Task to carry out
Leave out all pictures. Extract exactly the lines from the one containing "Parse this chart and return its data as JSON." through the end of the data.

Dataset excerpts
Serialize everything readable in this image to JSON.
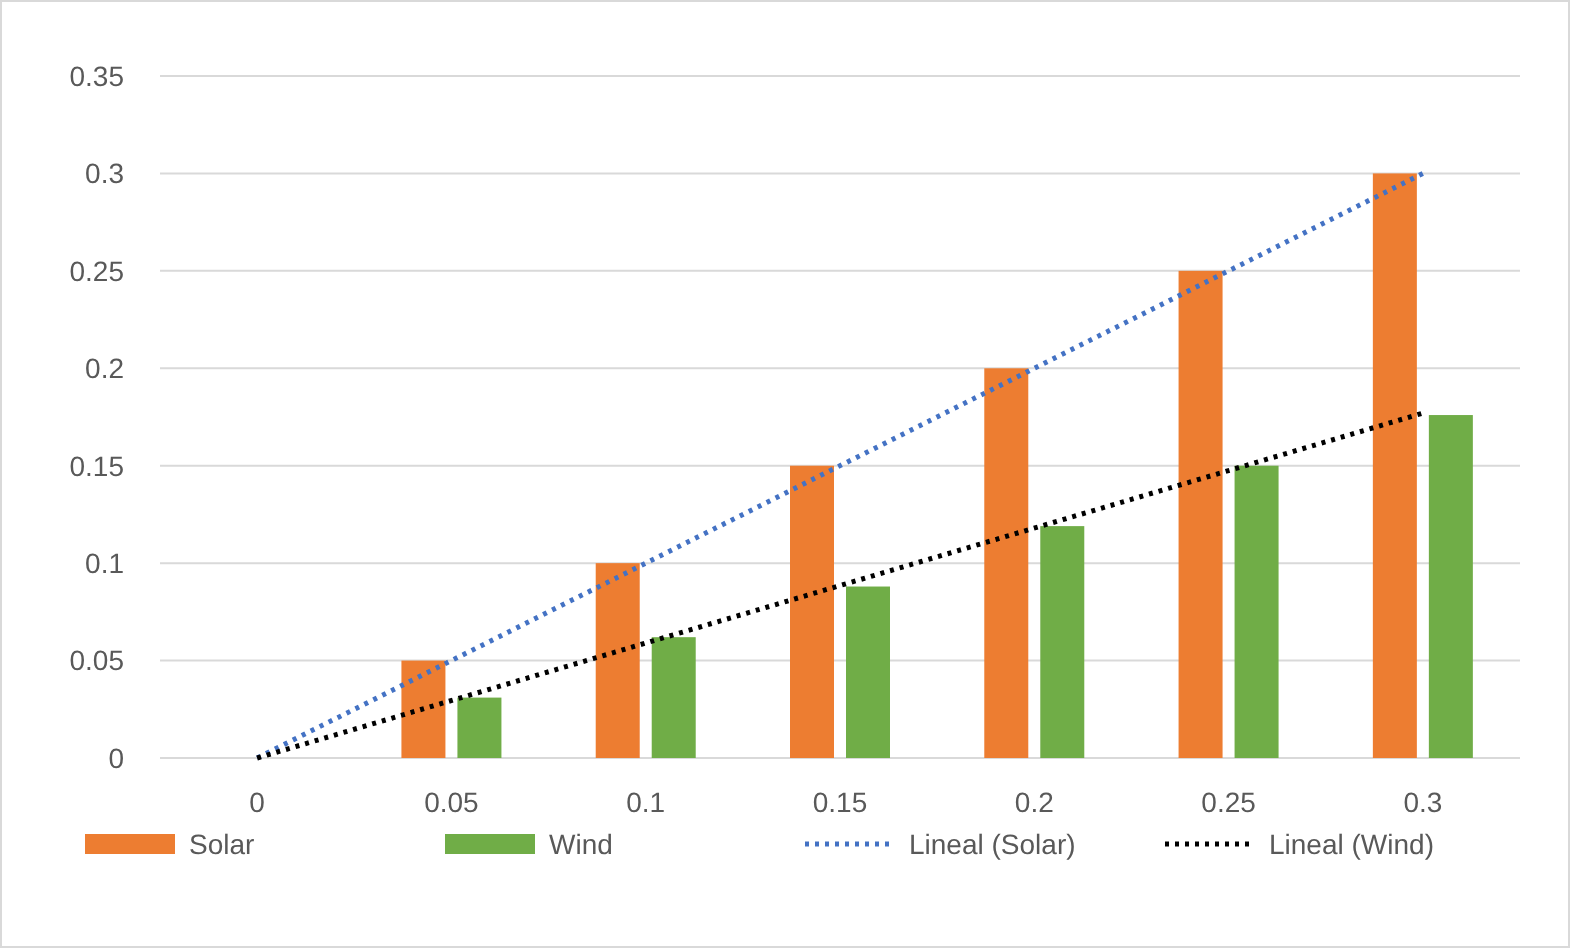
{
  "chart_data": {
    "type": "bar",
    "categories": [
      "0",
      "0.05",
      "0.1",
      "0.15",
      "0.2",
      "0.25",
      "0.3"
    ],
    "series": [
      {
        "name": "Solar",
        "color": "#ed7d31",
        "values": [
          0,
          0.05,
          0.1,
          0.15,
          0.2,
          0.25,
          0.3
        ]
      },
      {
        "name": "Wind",
        "color": "#70ad47",
        "values": [
          0,
          0.031,
          0.062,
          0.088,
          0.119,
          0.15,
          0.176
        ]
      },
      {
        "name": "Lineal (Solar)",
        "type": "line",
        "color": "#4472c4",
        "line_style": "dotted",
        "marker": "none",
        "x": [
          "0",
          "0.3"
        ],
        "values": [
          0,
          0.3
        ]
      },
      {
        "name": "Lineal (Wind)",
        "type": "line",
        "color": "#000000",
        "line_style": "dotted",
        "marker": "none",
        "x": [
          "0",
          "0.3"
        ],
        "values": [
          0,
          0.177
        ]
      }
    ],
    "ylim": [
      0,
      0.35
    ],
    "yticks": [
      0,
      0.05,
      0.1,
      0.15,
      0.2,
      0.25,
      0.3,
      0.35
    ],
    "grid": "y",
    "legend": "bottom"
  }
}
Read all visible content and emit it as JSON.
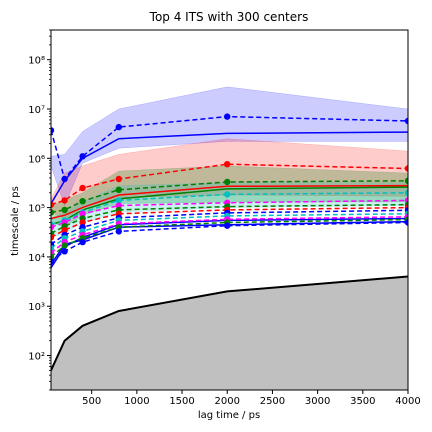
{
  "chart_data": {
    "type": "line",
    "title": "Top 4 ITS with 300 centers",
    "xlabel": "lag time / ps",
    "ylabel": "timescale / ps",
    "yscale": "log",
    "xlim": [
      50,
      4000
    ],
    "ylim": [
      20,
      400000000
    ],
    "xticks": [
      500,
      1000,
      1500,
      2000,
      2500,
      3000,
      3500,
      4000
    ],
    "yticks": [
      {
        "value": 100,
        "label": "10²"
      },
      {
        "value": 1000,
        "label": "10³"
      },
      {
        "value": 10000,
        "label": "10⁴"
      },
      {
        "value": 100000,
        "label": "10⁵"
      },
      {
        "value": 1000000,
        "label": "10⁶"
      },
      {
        "value": 10000000,
        "label": "10⁷"
      },
      {
        "value": 100000000,
        "label": "10⁸"
      }
    ],
    "x": [
      50,
      200,
      400,
      800,
      2000,
      4000
    ],
    "cutoff": {
      "name": "lag time limit",
      "color": "#000000",
      "fill": "#c0c0c0",
      "values": [
        50,
        200,
        400,
        800,
        2000,
        4000
      ]
    },
    "bands": [
      {
        "name": "its-1-band",
        "color": "#0000ff",
        "alpha": 0.2,
        "lower": [
          700000,
          110000,
          800000,
          1600000,
          2200000,
          2200000
        ],
        "upper": [
          1100000,
          1200000,
          3500000,
          10000000,
          28000000,
          10000000
        ]
      },
      {
        "name": "its-2-band",
        "color": "#ff0000",
        "alpha": 0.2,
        "lower": [
          80000,
          60000,
          100000,
          160000,
          180000,
          170000
        ],
        "upper": [
          150000,
          500000,
          700000,
          1200000,
          2500000,
          1400000
        ]
      },
      {
        "name": "its-3-band",
        "color": "#008000",
        "alpha": 0.25,
        "lower": [
          50000,
          40000,
          70000,
          120000,
          130000,
          130000
        ],
        "upper": [
          110000,
          140000,
          200000,
          550000,
          700000,
          500000
        ]
      },
      {
        "name": "its-4-band",
        "color": "#00bfbf",
        "alpha": 0.2,
        "lower": [
          25000,
          30000,
          50000,
          80000,
          100000,
          110000
        ],
        "upper": [
          60000,
          80000,
          130000,
          280000,
          320000,
          320000
        ]
      }
    ],
    "estimate_series": [
      {
        "color": "#0000ff",
        "values": [
          3700000,
          380000,
          1100000,
          4300000,
          7000000,
          5700000
        ]
      },
      {
        "color": "#ff0000",
        "values": [
          115000,
          140000,
          250000,
          380000,
          760000,
          620000
        ]
      },
      {
        "color": "#008000",
        "values": [
          80000,
          90000,
          135000,
          230000,
          330000,
          350000
        ]
      },
      {
        "color": "#00bfbf",
        "values": [
          45000,
          55000,
          80000,
          140000,
          185000,
          200000
        ]
      },
      {
        "color": "#ff00ff",
        "values": [
          40000,
          50000,
          75000,
          110000,
          125000,
          140000
        ]
      },
      {
        "color": "#008000",
        "values": [
          30000,
          42000,
          60000,
          90000,
          105000,
          115000
        ]
      },
      {
        "color": "#ff0000",
        "values": [
          25000,
          35000,
          50000,
          75000,
          90000,
          100000
        ]
      },
      {
        "color": "#0000ff",
        "values": [
          18000,
          28000,
          40000,
          62000,
          78000,
          88000
        ]
      },
      {
        "color": "#00bfbf",
        "values": [
          15000,
          24000,
          33000,
          55000,
          68000,
          75000
        ]
      },
      {
        "color": "#ff00ff",
        "values": [
          12000,
          20000,
          28000,
          47000,
          58000,
          65000
        ]
      },
      {
        "color": "#008000",
        "values": [
          10000,
          17000,
          24000,
          40000,
          50000,
          57000
        ]
      },
      {
        "color": "#0000ff",
        "values": [
          8000,
          13000,
          20000,
          33000,
          43000,
          50000
        ]
      }
    ],
    "mean_series": [
      {
        "color": "#0000ff",
        "values": [
          120000,
          350000,
          1000000,
          2500000,
          3200000,
          3400000
        ]
      },
      {
        "color": "#ff0000",
        "values": [
          60000,
          70000,
          100000,
          180000,
          270000,
          280000
        ]
      },
      {
        "color": "#008000",
        "values": [
          45000,
          55000,
          90000,
          150000,
          240000,
          260000
        ]
      },
      {
        "color": "#0000ff",
        "values": [
          6000,
          16000,
          25000,
          45000,
          55000,
          60000
        ]
      },
      {
        "color": "#0000ff",
        "values": [
          7000,
          18000,
          22000,
          40000,
          45000,
          52000
        ]
      }
    ]
  }
}
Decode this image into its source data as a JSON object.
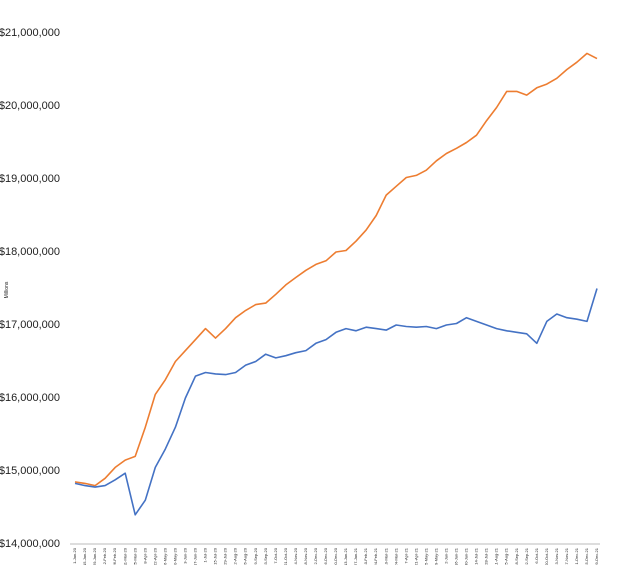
{
  "chart_data": {
    "type": "line",
    "y_label": "Millions",
    "categories": [
      "1-Jan-20",
      "15-Jan-20",
      "29-Jan-20",
      "12-Feb-20",
      "26-Feb-20",
      "11-Mar-20",
      "25-Mar-20",
      "8-Apr-20",
      "22-Apr-20",
      "6-May-20",
      "20-May-20",
      "3-Jun-20",
      "17-Jun-20",
      "1-Jul-20",
      "15-Jul-20",
      "29-Jul-20",
      "12-Aug-20",
      "26-Aug-20",
      "9-Sep-20",
      "23-Sep-20",
      "7-Oct-20",
      "21-Oct-20",
      "4-Nov-20",
      "18-Nov-20",
      "2-Dec-20",
      "16-Dec-20",
      "30-Dec-20",
      "13-Jan-21",
      "27-Jan-21",
      "10-Feb-21",
      "24-Feb-21",
      "10-Mar-21",
      "24-Mar-21",
      "7-Apr-21",
      "21-Apr-21",
      "5-May-21",
      "19-May-21",
      "2-Jun-21",
      "16-Jun-21",
      "30-Jun-21",
      "14-Jul-21",
      "28-Jul-21",
      "11-Aug-21",
      "25-Aug-21",
      "8-Sep-21",
      "22-Sep-21",
      "6-Oct-21",
      "20-Oct-21",
      "3-Nov-21",
      "17-Nov-21",
      "1-Dec-21",
      "15-Dec-21",
      "29-Dec-21"
    ],
    "series": [
      {
        "color": "#ED7D31",
        "values": [
          14850000,
          14830000,
          14800000,
          14900000,
          15050000,
          15150000,
          15200000,
          15600000,
          16050000,
          16250000,
          16500000,
          16650000,
          16800000,
          16950000,
          16820000,
          16950000,
          17100000,
          17200000,
          17280000,
          17300000,
          17420000,
          17550000,
          17650000,
          17750000,
          17830000,
          17880000,
          18000000,
          18020000,
          18150000,
          18300000,
          18500000,
          18780000,
          18900000,
          19020000,
          19050000,
          19120000,
          19250000,
          19350000,
          19420000,
          19500000,
          19600000,
          19800000,
          19980000,
          20200000,
          20200000,
          20150000,
          20250000,
          20300000,
          20380000,
          20500000,
          20600000,
          20720000,
          20650000
        ]
      },
      {
        "color": "#4472C4",
        "values": [
          14830000,
          14800000,
          14780000,
          14800000,
          14880000,
          14970000,
          14400000,
          14600000,
          15050000,
          15300000,
          15600000,
          16000000,
          16300000,
          16350000,
          16330000,
          16320000,
          16350000,
          16450000,
          16500000,
          16600000,
          16550000,
          16580000,
          16620000,
          16650000,
          16750000,
          16800000,
          16900000,
          16950000,
          16920000,
          16970000,
          16950000,
          16930000,
          17000000,
          16980000,
          16970000,
          16980000,
          16950000,
          17000000,
          17020000,
          17100000,
          17050000,
          17000000,
          16950000,
          16920000,
          16900000,
          16880000,
          16750000,
          17050000,
          17150000,
          17100000,
          17080000,
          17050000,
          17500000
        ]
      }
    ],
    "ylim": [
      14000000,
      21000000
    ],
    "yticks": [
      {
        "value": 14000000,
        "label": "$14,000,000"
      },
      {
        "value": 15000000,
        "label": "$15,000,000"
      },
      {
        "value": 16000000,
        "label": "$16,000,000"
      },
      {
        "value": 17000000,
        "label": "$17,000,000"
      },
      {
        "value": 18000000,
        "label": "$18,000,000"
      },
      {
        "value": 19000000,
        "label": "$19,000,000"
      },
      {
        "value": 20000000,
        "label": "$20,000,000"
      },
      {
        "value": 21000000,
        "label": "$21,000,000"
      }
    ],
    "grid": false
  }
}
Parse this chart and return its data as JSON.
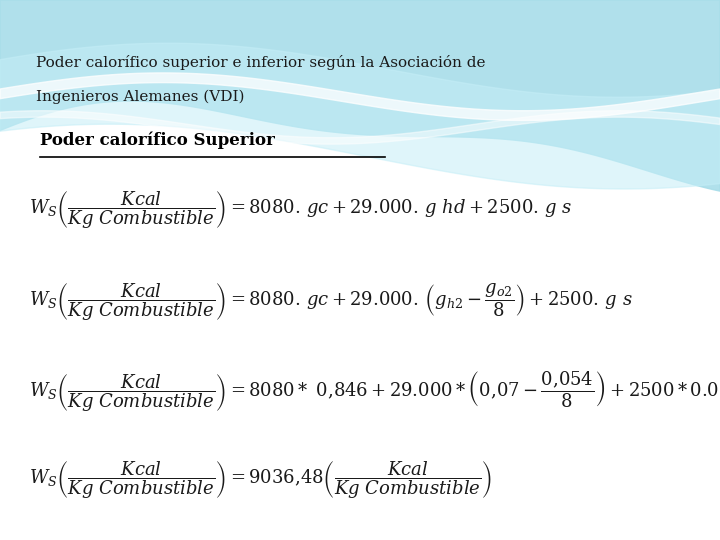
{
  "title_line1": "Poder calorífico superior e inferior según la Asociación de",
  "title_line2": "Ingenieros Alemanes (VDI)",
  "subtitle": "Poder calorífico Superior",
  "bg_color": "#ffffff",
  "title_color": "#1a1a1a",
  "subtitle_color": "#000000",
  "wave_color1": "#a8dde9",
  "wave_color2": "#c5eef7",
  "formula_fontsize": 13,
  "title_fontsize": 11,
  "subtitle_fontsize": 12
}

Solved exercise
Parse this chart and return its data as JSON.
{
  "title_line1": "Poder calorífico superior e inferior según la Asociación de",
  "title_line2": "Ingenieros Alemanes (VDI)",
  "subtitle": "Poder calorífico Superior",
  "bg_color": "#ffffff",
  "title_color": "#1a1a1a",
  "subtitle_color": "#000000",
  "wave_color1": "#a8dde9",
  "wave_color2": "#c5eef7",
  "formula_fontsize": 13,
  "title_fontsize": 11,
  "subtitle_fontsize": 12
}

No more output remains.